DATASET EXCERPTS>
********************
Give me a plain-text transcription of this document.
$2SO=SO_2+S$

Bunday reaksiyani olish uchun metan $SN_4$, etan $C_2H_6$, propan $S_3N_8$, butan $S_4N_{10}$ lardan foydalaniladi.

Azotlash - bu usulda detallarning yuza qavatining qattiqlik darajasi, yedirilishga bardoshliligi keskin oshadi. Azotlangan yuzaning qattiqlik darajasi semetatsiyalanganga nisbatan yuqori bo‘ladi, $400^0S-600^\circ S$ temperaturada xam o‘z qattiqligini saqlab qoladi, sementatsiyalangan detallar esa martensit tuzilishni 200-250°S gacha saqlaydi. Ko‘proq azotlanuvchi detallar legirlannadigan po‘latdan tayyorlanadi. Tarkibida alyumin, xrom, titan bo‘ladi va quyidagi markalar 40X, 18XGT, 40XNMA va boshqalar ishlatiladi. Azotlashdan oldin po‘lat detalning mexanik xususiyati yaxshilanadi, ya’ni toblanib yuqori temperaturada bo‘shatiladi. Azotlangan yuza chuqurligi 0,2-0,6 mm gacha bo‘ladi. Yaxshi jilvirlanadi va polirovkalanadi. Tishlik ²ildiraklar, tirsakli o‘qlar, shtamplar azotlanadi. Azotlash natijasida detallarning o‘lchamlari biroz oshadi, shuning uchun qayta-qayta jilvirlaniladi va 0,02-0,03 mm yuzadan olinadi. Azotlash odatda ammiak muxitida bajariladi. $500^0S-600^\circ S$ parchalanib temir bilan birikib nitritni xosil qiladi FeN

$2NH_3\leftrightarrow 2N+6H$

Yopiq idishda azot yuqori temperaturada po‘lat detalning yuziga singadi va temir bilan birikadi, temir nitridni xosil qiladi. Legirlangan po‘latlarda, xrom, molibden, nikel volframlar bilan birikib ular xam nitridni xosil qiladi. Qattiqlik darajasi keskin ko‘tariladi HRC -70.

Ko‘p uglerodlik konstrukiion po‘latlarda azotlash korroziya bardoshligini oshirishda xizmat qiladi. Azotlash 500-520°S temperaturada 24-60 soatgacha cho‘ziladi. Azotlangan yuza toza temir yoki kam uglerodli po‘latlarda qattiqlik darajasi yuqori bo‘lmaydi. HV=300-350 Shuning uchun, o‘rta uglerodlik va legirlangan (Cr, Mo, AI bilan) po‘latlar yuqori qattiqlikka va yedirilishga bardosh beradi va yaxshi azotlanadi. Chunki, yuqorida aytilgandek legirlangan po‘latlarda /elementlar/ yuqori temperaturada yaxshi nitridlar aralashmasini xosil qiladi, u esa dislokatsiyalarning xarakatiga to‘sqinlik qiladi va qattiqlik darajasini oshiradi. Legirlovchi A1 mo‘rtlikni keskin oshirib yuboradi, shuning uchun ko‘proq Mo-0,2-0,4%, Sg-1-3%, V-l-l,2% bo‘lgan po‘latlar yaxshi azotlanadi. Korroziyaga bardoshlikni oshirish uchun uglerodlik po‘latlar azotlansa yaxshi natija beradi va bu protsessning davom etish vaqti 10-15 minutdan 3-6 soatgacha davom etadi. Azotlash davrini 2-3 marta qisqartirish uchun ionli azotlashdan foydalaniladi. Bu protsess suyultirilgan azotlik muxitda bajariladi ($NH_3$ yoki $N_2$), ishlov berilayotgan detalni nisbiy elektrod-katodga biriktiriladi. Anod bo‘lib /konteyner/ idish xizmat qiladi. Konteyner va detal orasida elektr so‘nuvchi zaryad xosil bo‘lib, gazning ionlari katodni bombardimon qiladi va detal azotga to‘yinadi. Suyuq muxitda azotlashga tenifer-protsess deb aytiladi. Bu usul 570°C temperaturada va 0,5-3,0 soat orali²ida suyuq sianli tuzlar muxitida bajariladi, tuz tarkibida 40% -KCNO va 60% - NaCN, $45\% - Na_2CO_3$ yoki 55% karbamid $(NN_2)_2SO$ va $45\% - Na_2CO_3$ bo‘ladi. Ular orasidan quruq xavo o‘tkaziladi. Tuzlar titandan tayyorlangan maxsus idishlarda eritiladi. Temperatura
********************
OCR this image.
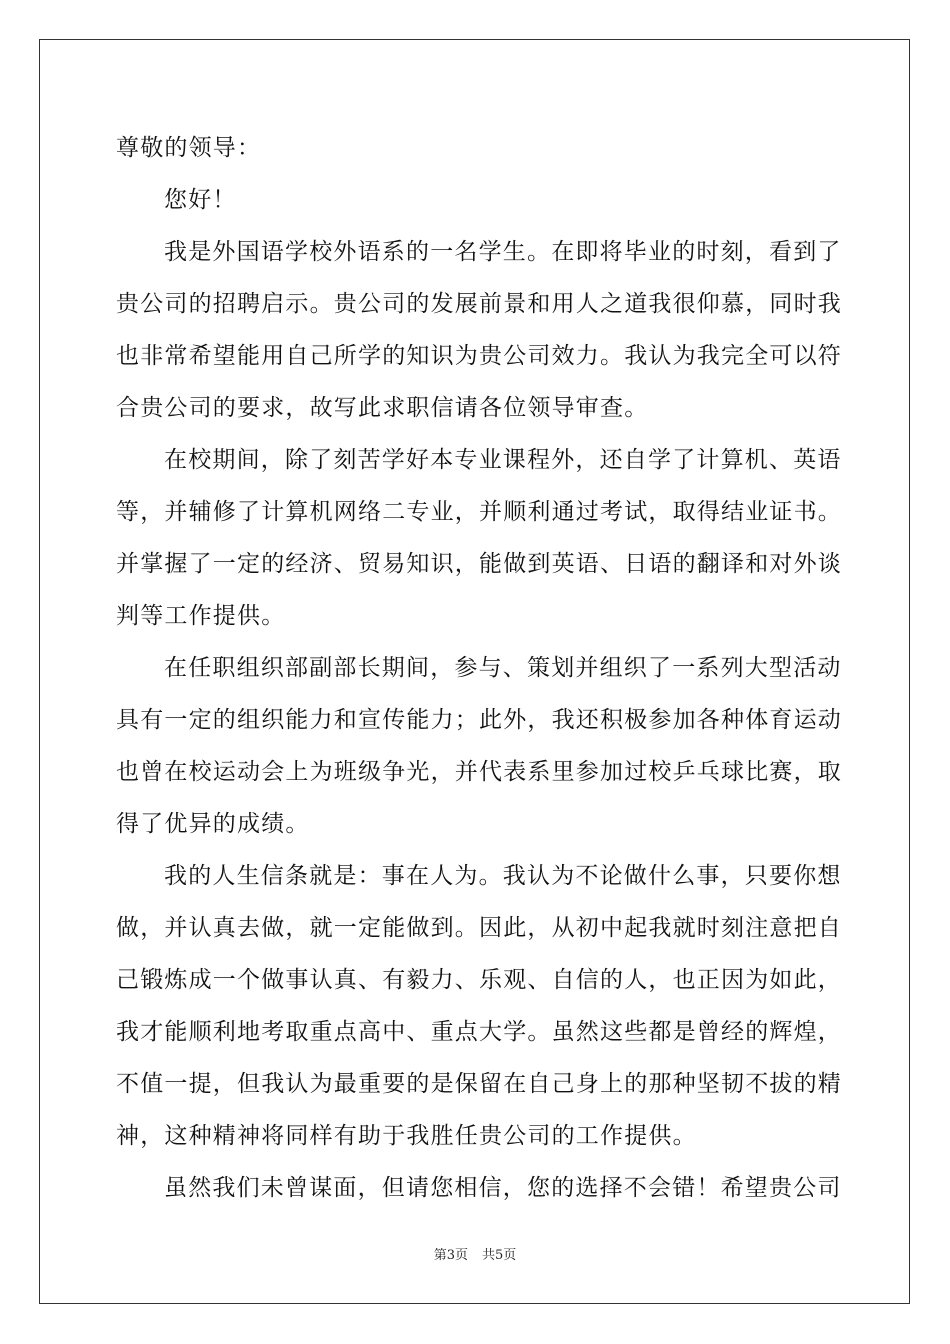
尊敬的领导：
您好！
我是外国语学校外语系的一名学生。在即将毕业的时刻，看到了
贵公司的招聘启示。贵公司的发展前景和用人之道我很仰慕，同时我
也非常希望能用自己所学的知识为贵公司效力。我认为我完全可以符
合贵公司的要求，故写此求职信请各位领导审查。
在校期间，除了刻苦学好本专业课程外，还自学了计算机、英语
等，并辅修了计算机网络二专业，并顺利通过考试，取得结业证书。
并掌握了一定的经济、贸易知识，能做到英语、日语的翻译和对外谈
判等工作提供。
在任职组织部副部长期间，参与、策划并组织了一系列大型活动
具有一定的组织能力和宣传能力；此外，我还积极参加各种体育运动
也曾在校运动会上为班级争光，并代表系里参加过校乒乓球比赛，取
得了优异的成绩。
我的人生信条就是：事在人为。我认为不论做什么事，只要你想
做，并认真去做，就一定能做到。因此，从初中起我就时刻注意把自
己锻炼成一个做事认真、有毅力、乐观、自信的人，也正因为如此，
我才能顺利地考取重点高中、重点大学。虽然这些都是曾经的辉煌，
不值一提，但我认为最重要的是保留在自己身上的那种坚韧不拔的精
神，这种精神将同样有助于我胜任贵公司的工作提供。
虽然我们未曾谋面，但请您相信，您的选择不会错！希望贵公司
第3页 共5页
********************
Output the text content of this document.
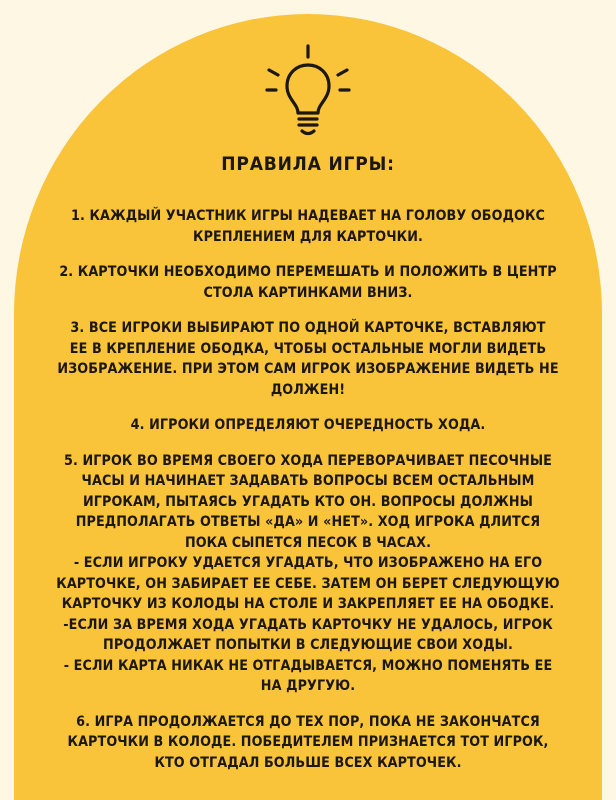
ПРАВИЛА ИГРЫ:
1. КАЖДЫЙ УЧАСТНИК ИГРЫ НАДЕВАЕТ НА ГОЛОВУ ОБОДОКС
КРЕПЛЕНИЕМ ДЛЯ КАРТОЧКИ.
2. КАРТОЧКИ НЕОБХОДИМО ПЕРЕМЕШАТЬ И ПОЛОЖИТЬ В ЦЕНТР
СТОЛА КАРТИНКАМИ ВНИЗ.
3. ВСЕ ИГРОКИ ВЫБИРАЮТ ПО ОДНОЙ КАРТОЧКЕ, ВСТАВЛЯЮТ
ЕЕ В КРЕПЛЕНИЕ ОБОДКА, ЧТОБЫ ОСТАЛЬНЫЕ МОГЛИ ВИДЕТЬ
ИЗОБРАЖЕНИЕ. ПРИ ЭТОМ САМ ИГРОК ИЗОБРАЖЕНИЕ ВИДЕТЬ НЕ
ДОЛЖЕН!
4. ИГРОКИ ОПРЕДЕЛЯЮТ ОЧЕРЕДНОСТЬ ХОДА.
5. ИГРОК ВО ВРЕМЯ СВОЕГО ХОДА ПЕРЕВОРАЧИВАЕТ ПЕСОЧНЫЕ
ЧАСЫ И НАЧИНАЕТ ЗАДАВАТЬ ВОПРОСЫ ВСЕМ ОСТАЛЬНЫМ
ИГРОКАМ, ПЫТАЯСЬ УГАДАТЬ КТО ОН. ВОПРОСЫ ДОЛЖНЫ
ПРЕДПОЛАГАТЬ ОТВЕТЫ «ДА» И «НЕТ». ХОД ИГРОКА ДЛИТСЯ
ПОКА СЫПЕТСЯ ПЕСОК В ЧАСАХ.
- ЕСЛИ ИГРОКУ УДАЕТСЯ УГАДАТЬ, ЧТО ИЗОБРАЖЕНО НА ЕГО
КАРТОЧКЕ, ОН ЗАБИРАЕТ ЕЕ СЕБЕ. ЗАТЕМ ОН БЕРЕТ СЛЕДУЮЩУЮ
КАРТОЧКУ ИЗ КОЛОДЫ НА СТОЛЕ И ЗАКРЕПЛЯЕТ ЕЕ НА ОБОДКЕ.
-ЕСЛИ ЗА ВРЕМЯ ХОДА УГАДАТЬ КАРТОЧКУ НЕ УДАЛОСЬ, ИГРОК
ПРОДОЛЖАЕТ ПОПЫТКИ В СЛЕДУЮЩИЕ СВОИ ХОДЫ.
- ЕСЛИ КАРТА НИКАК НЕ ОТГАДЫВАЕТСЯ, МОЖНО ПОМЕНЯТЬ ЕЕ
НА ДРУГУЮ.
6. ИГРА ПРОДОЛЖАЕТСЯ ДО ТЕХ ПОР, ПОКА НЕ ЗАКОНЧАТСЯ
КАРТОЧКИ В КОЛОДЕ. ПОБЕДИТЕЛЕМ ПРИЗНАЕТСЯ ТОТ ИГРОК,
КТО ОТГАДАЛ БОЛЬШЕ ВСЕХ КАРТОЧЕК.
********************
EXERCISE INSTRUCTIONS>
Extract every line containing the string "ВОПРОСЫ" from the data above.

THE RESPONSE>
ЧАСЫ И НАЧИНАЕТ ЗАДАВАТЬ ВОПРОСЫ ВСЕМ ОСТАЛЬНЫМ
ИГРОКАМ, ПЫТАЯСЬ УГАДАТЬ КТО ОН. ВОПРОСЫ ДОЛЖНЫ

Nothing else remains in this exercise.